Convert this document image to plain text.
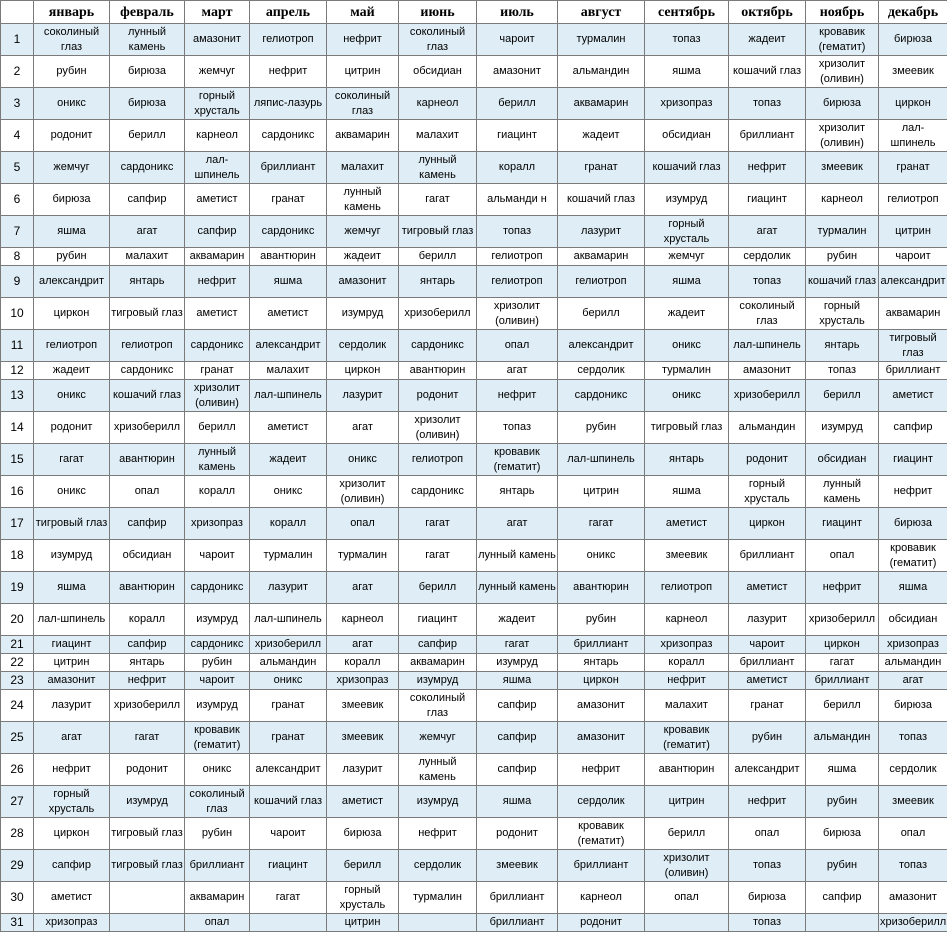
	январь	февраль	март	апрель	май	июнь	июль	август	сентябрь	октябрь	ноябрь	декабрь
1	соколиный глаз	лунный камень	амазонит	гелиотроп	нефрит	соколиный глаз	чароит	турмалин	топаз	жадеит	кровавик (гематит)	бирюза
2	рубин	бирюза	жемчуг	нефрит	цитрин	обсидиан	амазонит	альмандин	яшма	кошачий глаз	хризолит (оливин)	змеевик
3	оникс	бирюза	горный хрусталь	ляпис-лазурь	соколиный глаз	карнеол	берилл	аквамарин	хризопраз	топаз	бирюза	циркон
4	родонит	берилл	карнеол	сардоникс	аквамарин	малахит	гиацинт	жадеит	обсидиан	бриллиант	хризолит (оливин)	лал-шпинель
5	жемчуг	сардоникс	лал-шпинель	бриллиант	малахит	лунный камень	коралл	гранат	кошачий глаз	нефрит	змеевик	гранат
6	бирюза	сапфир	аметист	гранат	лунный камень	гагат	альманди н	кошачий глаз	изумруд	гиацинт	карнеол	гелиотроп
7	яшма	агат	сапфир	сардоникс	жемчуг	тигровый глаз	топаз	лазурит	горный хрусталь	агат	турмалин	цитрин
8	рубин	малахит	аквамарин	авантюрин	жадеит	берилл	гелиотроп	аквамарин	жемчуг	сердолик	рубин	чароит
9	александрит	янтарь	нефрит	яшма	амазонит	янтарь	гелиотроп	гелиотроп	яшма	топаз	кошачий глаз	александрит
10	циркон	тигровый глаз	аметист	аметист	изумруд	хризоберилл	хризолит (оливин)	берилл	жадеит	соколиный глаз	горный хрусталь	аквамарин
11	гелиотроп	гелиотроп	сардоникс	александрит	сердолик	сардоникс	опал	александрит	оникс	лал-шпинель	янтарь	тигровый глаз
12	жадеит	сардоникс	гранат	малахит	циркон	авантюрин	агат	сердолик	турмалин	амазонит	топаз	бриллиант
13	оникс	кошачий глаз	хризолит (оливин)	лал-шпинель	лазурит	родонит	нефрит	сардоникс	оникс	хризоберилл	берилл	аметист
14	родонит	хризоберилл	берилл	аметист	агат	хризолит (оливин)	топаз	рубин	тигровый глаз	альмандин	изумруд	сапфир
15	гагат	авантюрин	лунный камень	жадеит	оникс	гелиотроп	кровавик (гематит)	лал-шпинель	янтарь	родонит	обсидиан	гиацинт
16	оникс	опал	коралл	оникс	хризолит (оливин)	сардоникс	янтарь	цитрин	яшма	горный хрусталь	лунный камень	нефрит
17	тигровый глаз	сапфир	хризопраз	коралл	опал	гагат	агат	гагат	аметист	циркон	гиацинт	бирюза
18	изумруд	обсидиан	чароит	турмалин	турмалин	гагат	лунный камень	оникс	змеевик	бриллиант	опал	кровавик (гематит)
19	яшма	авантюрин	сардоникс	лазурит	агат	берилл	лунный камень	авантюрин	гелиотроп	аметист	нефрит	яшма
20	лал-шпинель	коралл	изумруд	лал-шпинель	карнеол	гиацинт	жадеит	рубин	карнеол	лазурит	хризоберилл	обсидиан
21	гиацинт	сапфир	сардоникс	хризоберилл	агат	сапфир	гагат	бриллиант	хризопраз	чароит	циркон	хризопраз
22	цитрин	янтарь	рубин	альмандин	коралл	аквамарин	изумруд	янтарь	коралл	бриллиант	гагат	альмандин
23	амазонит	нефрит	чароит	оникс	хризопраз	изумруд	яшма	циркон	нефрит	аметист	бриллиант	агат
24	лазурит	хризоберилл	изумруд	гранат	змеевик	соколиный глаз	сапфир	амазонит	малахит	гранат	берилл	бирюза
25	агат	гагат	кровавик (гематит)	гранат	змеевик	жемчуг	сапфир	амазонит	кровавик (гематит)	рубин	альмандин	топаз
26	нефрит	родонит	оникс	александрит	лазурит	лунный камень	сапфир	нефрит	авантюрин	александрит	яшма	сердолик
27	горный хрусталь	изумруд	соколиный глаз	кошачий глаз	аметист	изумруд	яшма	сердолик	цитрин	нефрит	рубин	змеевик
28	циркон	тигровый глаз	рубин	чароит	бирюза	нефрит	родонит	кровавик (гематит)	берилл	опал	бирюза	опал
29	сапфир	тигровый глаз	бриллиант	гиацинт	берилл	сердолик	змеевик	бриллиант	хризолит (оливин)	топаз	рубин	топаз
30	аметист		аквамарин	гагат	горный хрусталь	турмалин	бриллиант	карнеол	опал	бирюза	сапфир	амазонит
31	хризопраз		опал		цитрин		бриллиант	родонит		топаз		хризоберилл
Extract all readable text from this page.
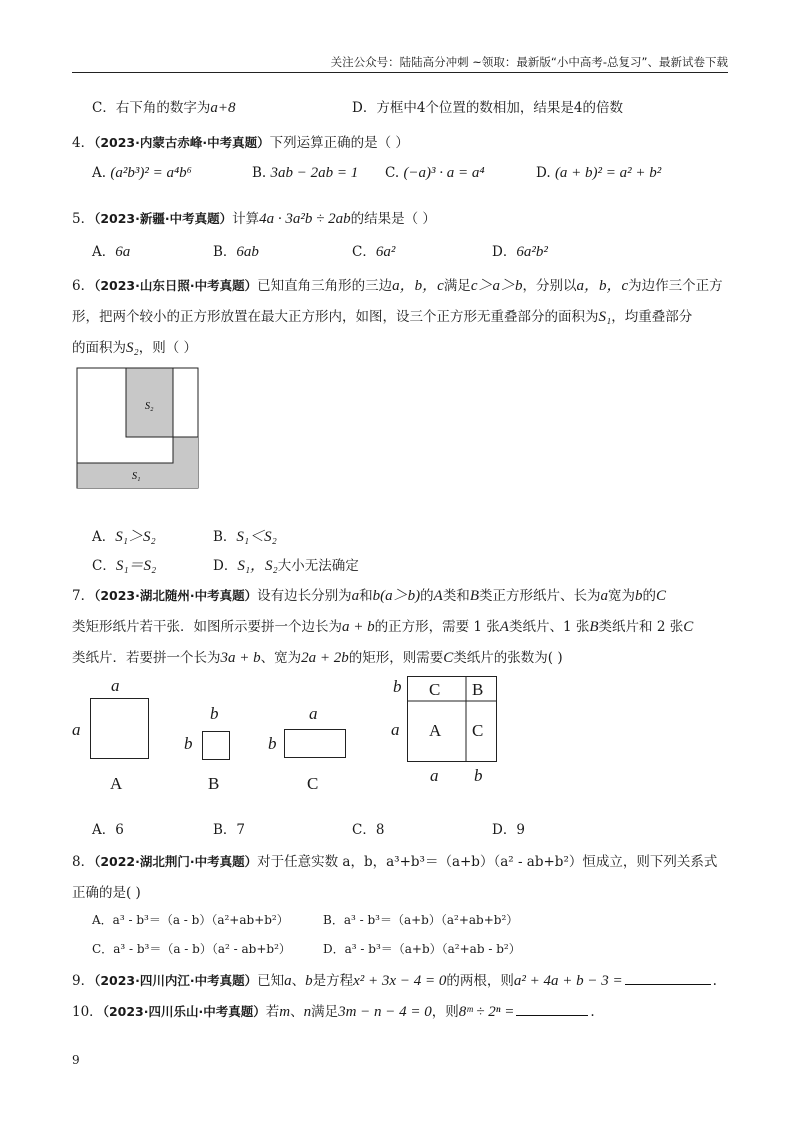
关注公众号：陆陆高分冲刺 ~领取：最新版“小中高考-总复习”、最新试卷下载
C．右下角的数字为a+8	D．方框中4个位置的数相加，结果是4的倍数
4．（2023·内蒙古赤峰·中考真题）下列运算正确的是（ ）
A. (a²b³)² = a⁴b⁶	B. 3ab − 2ab = 1 C. (−a)³ · a = a⁴	D. (a + b)² = a² + b²
5．（2023·新疆·中考真题）计算4a · 3a²b ÷ 2ab的结果是（ ）
A．6a	B．6ab	C．6a²	D．6a²b²
6．（2023·山东日照·中考真题）已知直角三角形的三边a，b，c满足c＞a＞b，分别以a，b，c为边作三个正方
形，把两个较小的正方形放置在最大正方形内，如图，设三个正方形无重叠部分的面积为S₁，均重叠部分
的面积为S₂，则（ ）
S₂
S₁
A．S₁＞S₂	B．S₁＜S₂
C．S₁＝S₂	D．S₁，S₂大小无法确定
7．（2023·湖北随州·中考真题）设有边长分别为a和b(a＞b)的A类和B类正方形纸片、长为a宽为b的C
类矩形纸片若干张．如图所示要拼一个边长为a + b的正方形，需要 1 张A类纸片、1 张B类纸片和 2 张C
类纸片．若要拼一个长为3a + b、宽为2a + 2b的矩形，则需要C类纸片的张数为( )
a
a
A
b
b
B
a
b
C
b
a
C B
A C
a b
A．6	B．7	C．8	D．9
8．（2022·湖北荆门·中考真题）对于任意实数 a，b，a³+b³＝（a+b）（a² - ab+b²）恒成立，则下列关系式
正确的是( )
A．a³ - b³＝（a - b）（a²+ab+b²）	B．a³ - b³＝（a+b）（a²+ab+b²）
C．a³ - b³＝（a - b）（a² - ab+b²）	D．a³ - b³＝（a+b）（a²+ab - b²）
9．（2023·四川内江·中考真题）已知a、b是方程x² + 3x − 4 = 0的两根，则a² + 4a + b − 3 =	.
10．（2023·四川乐山·中考真题）若m、n满足3m − n − 4 = 0，则8ᵐ ÷ 2ⁿ =	.
9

# # # # # # #

> STATED GOAL
Your copy of the data above should match it exactly, except that pictures are left out.

> EXPECTED ANSWER
Convert this document image to plain text.
	январь	февраль	март	апрель	май	июнь	июль	август	сентябрь	октябрь	ноябрь	декабрь
1	соколиный глаз	лунный камень	амазонит	гелиотроп	нефрит	соколиный глаз	чароит	турмалин	топаз	жадеит	кровавик (гематит)	бирюза
2	рубин	бирюза	жемчуг	нефрит	цитрин	обсидиан	амазонит	альмандин	яшма	кошачий глаз	хризолит (оливин)	змеевик
3	оникс	бирюза	горный хрусталь	ляпис-лазурь	соколиный глаз	карнеол	берилл	аквамарин	хризопраз	топаз	бирюза	циркон
4	родонит	берилл	карнеол	сардоникс	аквамарин	малахит	гиацинт	жадеит	обсидиан	бриллиант	хризолит (оливин)	лал-шпинель
5	жемчуг	сардоникс	лал-шпинель	бриллиант	малахит	лунный камень	коралл	гранат	кошачий глаз	нефрит	змеевик	гранат
6	бирюза	сапфир	аметист	гранат	лунный камень	гагат	альманди н	кошачий глаз	изумруд	гиацинт	карнеол	гелиотроп
7	яшма	агат	сапфир	сардоникс	жемчуг	тигровый глаз	топаз	лазурит	горный хрусталь	агат	турмалин	цитрин
8	рубин	малахит	аквамарин	авантюрин	жадеит	берилл	гелиотроп	аквамарин	жемчуг	сердолик	рубин	чароит
9	александрит	янтарь	нефрит	яшма	амазонит	янтарь	гелиотроп	гелиотроп	яшма	топаз	кошачий глаз	александрит
10	циркон	тигровый глаз	аметист	аметист	изумруд	хризоберилл	хризолит (оливин)	берилл	жадеит	соколиный глаз	горный хрусталь	аквамарин
11	гелиотроп	гелиотроп	сардоникс	александрит	сердолик	сардоникс	опал	александрит	оникс	лал-шпинель	янтарь	тигровый глаз
12	жадеит	сардоникс	гранат	малахит	циркон	авантюрин	агат	сердолик	турмалин	амазонит	топаз	бриллиант
13	оникс	кошачий глаз	хризолит (оливин)	лал-шпинель	лазурит	родонит	нефрит	сардоникс	оникс	хризоберилл	берилл	аметист
14	родонит	хризоберилл	берилл	аметист	агат	хризолит (оливин)	топаз	рубин	тигровый глаз	альмандин	изумруд	сапфир
15	гагат	авантюрин	лунный камень	жадеит	оникс	гелиотроп	кровавик (гематит)	лал-шпинель	янтарь	родонит	обсидиан	гиацинт
16	оникс	опал	коралл	оникс	хризолит (оливин)	сардоникс	янтарь	цитрин	яшма	горный хрусталь	лунный камень	нефрит
17	тигровый глаз	сапфир	хризопраз	коралл	опал	гагат	агат	гагат	аметист	циркон	гиацинт	бирюза
18	изумруд	обсидиан	чароит	турмалин	турмалин	гагат	лунный камень	оникс	змеевик	бриллиант	опал	кровавик (гематит)
19	яшма	авантюрин	сардоникс	лазурит	агат	берилл	лунный камень	авантюрин	гелиотроп	аметист	нефрит	яшма
20	лал-шпинель	коралл	изумруд	лал-шпинель	карнеол	гиацинт	жадеит	рубин	карнеол	лазурит	хризоберилл	обсидиан
21	гиацинт	сапфир	сардоникс	хризоберилл	агат	сапфир	гагат	бриллиант	хризопраз	чароит	циркон	хризопраз
22	цитрин	янтарь	рубин	альмандин	коралл	аквамарин	изумруд	янтарь	коралл	бриллиант	гагат	альмандин
23	амазонит	нефрит	чароит	оникс	хризопраз	изумруд	яшма	циркон	нефрит	аметист	бриллиант	агат
24	лазурит	хризоберилл	изумруд	гранат	змеевик	соколиный глаз	сапфир	амазонит	малахит	гранат	берилл	бирюза
25	агат	гагат	кровавик (гематит)	гранат	змеевик	жемчуг	сапфир	амазонит	кровавик (гематит)	рубин	альмандин	топаз
26	нефрит	родонит	оникс	александрит	лазурит	лунный камень	сапфир	нефрит	авантюрин	александрит	яшма	сердолик
27	горный хрусталь	изумруд	соколиный глаз	кошачий глаз	аметист	изумруд	яшма	сердолик	цитрин	нефрит	рубин	змеевик
28	циркон	тигровый глаз	рубин	чароит	бирюза	нефрит	родонит	кровавик (гематит)	берилл	опал	бирюза	опал
29	сапфир	тигровый глаз	бриллиант	гиацинт	берилл	сердолик	змеевик	бриллиант	хризолит (оливин)	топаз	рубин	топаз
30	аметист		аквамарин	гагат	горный хрусталь	турмалин	бриллиант	карнеол	опал	бирюза	сапфир	амазонит
31	хризопраз		опал		цитрин		бриллиант	родонит		топаз		хризоберилл
Extract all readable text from this page.
关注公众号：陆陆高分冲刺 ~领取：最新版“小中高考-总复习”、最新试卷下载
C．右下角的数字为a+8	D．方框中4个位置的数相加，结果是4的倍数
4．（2023·内蒙古赤峰·中考真题）下列运算正确的是（ ）
A. (a²b³)² = a⁴b⁶	B. 3ab − 2ab = 1 C. (−a)³ · a = a⁴	D. (a + b)² = a² + b²
5．（2023·新疆·中考真题）计算4a · 3a²b ÷ 2ab的结果是（ ）
A．6a	B．6ab	C．6a²	D．6a²b²
6．（2023·山东日照·中考真题）已知直角三角形的三边a，b，c满足c＞a＞b，分别以a，b，c为边作三个正方
形，把两个较小的正方形放置在最大正方形内，如图，设三个正方形无重叠部分的面积为S₁，均重叠部分
的面积为S₂，则（ ）
S₂
S₁
A．S₁＞S₂	B．S₁＜S₂
C．S₁＝S₂	D．S₁，S₂大小无法确定
7．（2023·湖北随州·中考真题）设有边长分别为a和b(a＞b)的A类和B类正方形纸片、长为a宽为b的C
类矩形纸片若干张．如图所示要拼一个边长为a + b的正方形，需要 1 张A类纸片、1 张B类纸片和 2 张C
类纸片．若要拼一个长为3a + b、宽为2a + 2b的矩形，则需要C类纸片的张数为( )
a
a
A
b
b
B
a
b
C
b
a
C B
A C
a b
A．6	B．7	C．8	D．9
8．（2022·湖北荆门·中考真题）对于任意实数 a，b，a³+b³＝（a+b）（a² - ab+b²）恒成立，则下列关系式
正确的是( )
A．a³ - b³＝（a - b）（a²+ab+b²）	B．a³ - b³＝（a+b）（a²+ab+b²）
C．a³ - b³＝（a - b）（a² - ab+b²）	D．a³ - b³＝（a+b）（a²+ab - b²）
9．（2023·四川内江·中考真题）已知a、b是方程x² + 3x − 4 = 0的两根，则a² + 4a + b − 3 =	.
10．（2023·四川乐山·中考真题）若m、n满足3m − n − 4 = 0，则8ᵐ ÷ 2ⁿ =	.
9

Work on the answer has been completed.